> **What is asked**
Wherever "title" appears in a line, copy that line.

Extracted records
■ ■ ■ ■
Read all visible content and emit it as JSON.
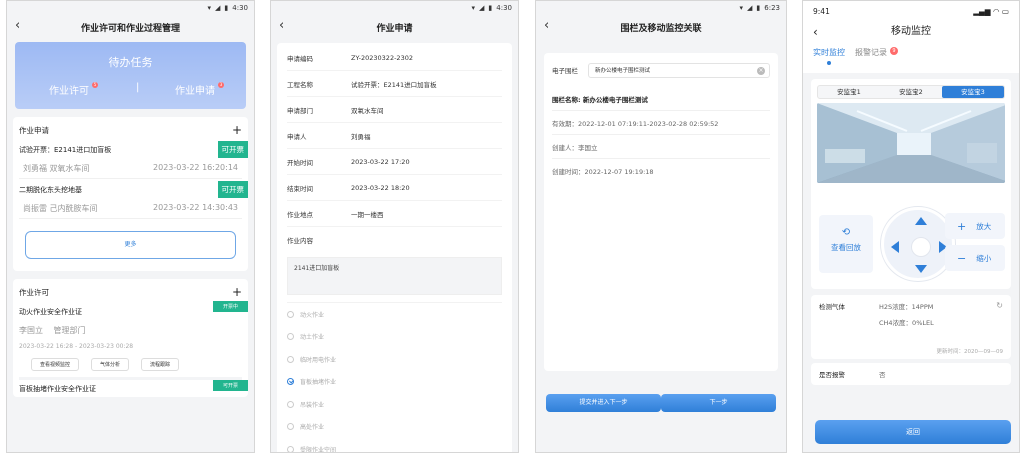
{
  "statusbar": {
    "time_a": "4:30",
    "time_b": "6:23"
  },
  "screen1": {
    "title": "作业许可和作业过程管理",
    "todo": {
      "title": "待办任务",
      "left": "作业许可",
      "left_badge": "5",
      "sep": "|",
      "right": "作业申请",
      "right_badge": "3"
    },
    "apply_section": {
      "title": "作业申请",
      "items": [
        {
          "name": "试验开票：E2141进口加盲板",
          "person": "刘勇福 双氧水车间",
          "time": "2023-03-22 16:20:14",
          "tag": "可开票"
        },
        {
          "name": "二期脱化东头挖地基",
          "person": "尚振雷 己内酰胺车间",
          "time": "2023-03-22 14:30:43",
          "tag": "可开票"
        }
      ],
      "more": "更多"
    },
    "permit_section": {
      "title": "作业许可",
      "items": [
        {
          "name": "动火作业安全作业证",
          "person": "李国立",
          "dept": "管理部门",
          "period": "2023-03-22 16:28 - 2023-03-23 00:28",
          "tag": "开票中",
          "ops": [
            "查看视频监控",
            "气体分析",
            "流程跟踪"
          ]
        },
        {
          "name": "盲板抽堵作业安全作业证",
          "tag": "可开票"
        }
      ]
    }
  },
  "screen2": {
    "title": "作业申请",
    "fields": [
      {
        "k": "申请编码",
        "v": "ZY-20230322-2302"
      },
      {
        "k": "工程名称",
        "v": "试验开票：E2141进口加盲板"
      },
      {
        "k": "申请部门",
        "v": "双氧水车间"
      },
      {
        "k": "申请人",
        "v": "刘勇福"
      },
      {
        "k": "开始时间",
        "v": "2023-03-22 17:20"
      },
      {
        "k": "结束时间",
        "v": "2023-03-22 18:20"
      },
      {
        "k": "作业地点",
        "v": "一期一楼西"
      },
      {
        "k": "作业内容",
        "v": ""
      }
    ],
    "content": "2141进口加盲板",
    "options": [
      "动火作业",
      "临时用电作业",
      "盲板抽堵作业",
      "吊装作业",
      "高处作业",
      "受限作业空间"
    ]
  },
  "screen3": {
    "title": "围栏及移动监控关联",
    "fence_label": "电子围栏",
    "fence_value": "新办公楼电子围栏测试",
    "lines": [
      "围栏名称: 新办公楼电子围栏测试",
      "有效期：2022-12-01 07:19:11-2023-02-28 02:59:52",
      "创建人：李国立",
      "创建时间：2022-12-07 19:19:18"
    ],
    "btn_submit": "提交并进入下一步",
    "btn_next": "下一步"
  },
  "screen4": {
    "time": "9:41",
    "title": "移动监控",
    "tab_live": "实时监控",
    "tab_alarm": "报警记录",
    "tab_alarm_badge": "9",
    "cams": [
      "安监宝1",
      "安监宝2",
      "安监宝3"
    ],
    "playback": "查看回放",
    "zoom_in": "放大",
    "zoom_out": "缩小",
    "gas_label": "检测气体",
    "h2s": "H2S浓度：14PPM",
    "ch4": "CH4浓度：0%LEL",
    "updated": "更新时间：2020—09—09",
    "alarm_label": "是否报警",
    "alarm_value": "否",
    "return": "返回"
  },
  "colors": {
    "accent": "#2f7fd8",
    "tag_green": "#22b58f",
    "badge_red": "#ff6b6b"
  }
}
■ ■ ■ ■
> **Solution to this task**
    "title": "作业许可和作业过程管理",
      "title": "待办任务",
      "title": "作业申请",
      "title": "作业许可",
    "title": "作业申请",
    "title": "围栏及移动监控关联",
    "title": "移动监控",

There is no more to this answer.